:: Records for this task ::
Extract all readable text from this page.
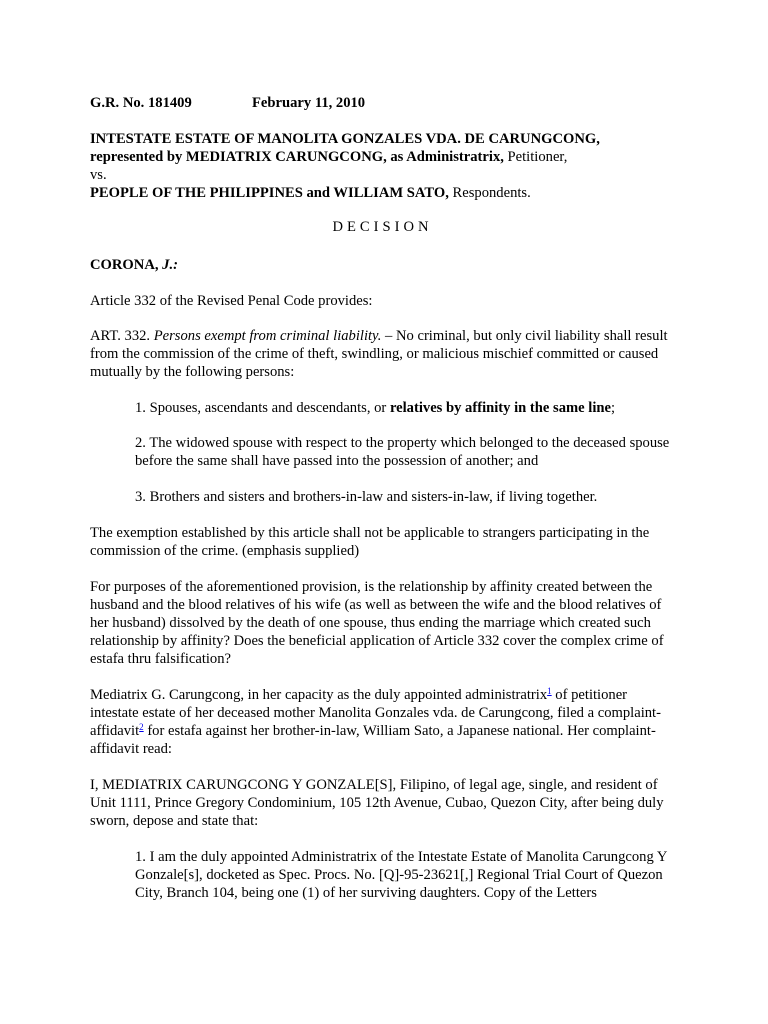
G.R. No. 181409	February 11, 2010

INTESTATE ESTATE OF MANOLITA GONZALES VDA. DE CARUNGCONG,
represented by MEDIATRIX CARUNGCONG, as Administratrix, Petitioner,
vs.
PEOPLE OF THE PHILIPPINES and WILLIAM SATO, Respondents.

DECISION

CORONA, J.:

Article 332 of the Revised Penal Code provides:

ART. 332. Persons exempt from criminal liability. – No criminal, but only civil liability shall result from the commission of the crime of theft, swindling, or malicious mischief committed or caused mutually by the following persons:

1. Spouses, ascendants and descendants, or relatives by affinity in the same line;

2. The widowed spouse with respect to the property which belonged to the deceased spouse before the same shall have passed into the possession of another; and

3. Brothers and sisters and brothers-in-law and sisters-in-law, if living together.

The exemption established by this article shall not be applicable to strangers participating in the commission of the crime. (emphasis supplied)

For purposes of the aforementioned provision, is the relationship by affinity created between the husband and the blood relatives of his wife (as well as between the wife and the blood relatives of her husband) dissolved by the death of one spouse, thus ending the marriage which created such relationship by affinity? Does the beneficial application of Article 332 cover the complex crime of estafa thru falsification?

Mediatrix G. Carungcong, in her capacity as the duly appointed administratrix$^1$ of petitioner intestate estate of her deceased mother Manolita Gonzales vda. de Carungcong, filed a complaint-affidavit$^2$ for estafa against her brother-in-law, William Sato, a Japanese national. Her complaint-affidavit read:

I, MEDIATRIX CARUNGCONG Y GONZALE[S], Filipino, of legal age, single, and resident of Unit 1111, Prince Gregory Condominium, 105 12th Avenue, Cubao, Quezon City, after being duly sworn, depose and state that:

1. I am the duly appointed Administratrix of the Intestate Estate of Manolita Carungcong Y Gonzale[s], docketed as Spec. Procs. No. [Q]-95-23621[,] Regional Trial Court of Quezon City, Branch 104, being one (1) of her surviving daughters. Copy of the Letters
:::
• Exercise aim: Copy the whole of the material above exactly, but not its images.

• Written response:
Extract all readable text from this page.
G.R. No. 181409	February 11, 2010

INTESTATE ESTATE OF MANOLITA GONZALES VDA. DE CARUNGCONG,
represented by MEDIATRIX CARUNGCONG, as Administratrix, Petitioner,
vs.
PEOPLE OF THE PHILIPPINES and WILLIAM SATO, Respondents.

DECISION

CORONA, J.:

Article 332 of the Revised Penal Code provides:

ART. 332. Persons exempt from criminal liability. – No criminal, but only civil liability shall result from the commission of the crime of theft, swindling, or malicious mischief committed or caused mutually by the following persons:

1. Spouses, ascendants and descendants, or relatives by affinity in the same line;

2. The widowed spouse with respect to the property which belonged to the deceased spouse before the same shall have passed into the possession of another; and

3. Brothers and sisters and brothers-in-law and sisters-in-law, if living together.

The exemption established by this article shall not be applicable to strangers participating in the commission of the crime. (emphasis supplied)

For purposes of the aforementioned provision, is the relationship by affinity created between the husband and the blood relatives of his wife (as well as between the wife and the blood relatives of her husband) dissolved by the death of one spouse, thus ending the marriage which created such relationship by affinity? Does the beneficial application of Article 332 cover the complex crime of estafa thru falsification?

Mediatrix G. Carungcong, in her capacity as the duly appointed administratrix$^1$ of petitioner intestate estate of her deceased mother Manolita Gonzales vda. de Carungcong, filed a complaint-affidavit$^2$ for estafa against her brother-in-law, William Sato, a Japanese national. Her complaint-affidavit read:

I, MEDIATRIX CARUNGCONG Y GONZALE[S], Filipino, of legal age, single, and resident of Unit 1111, Prince Gregory Condominium, 105 12th Avenue, Cubao, Quezon City, after being duly sworn, depose and state that:

1. I am the duly appointed Administratrix of the Intestate Estate of Manolita Carungcong Y Gonzale[s], docketed as Spec. Procs. No. [Q]-95-23621[,] Regional Trial Court of Quezon City, Branch 104, being one (1) of her surviving daughters. Copy of the Letters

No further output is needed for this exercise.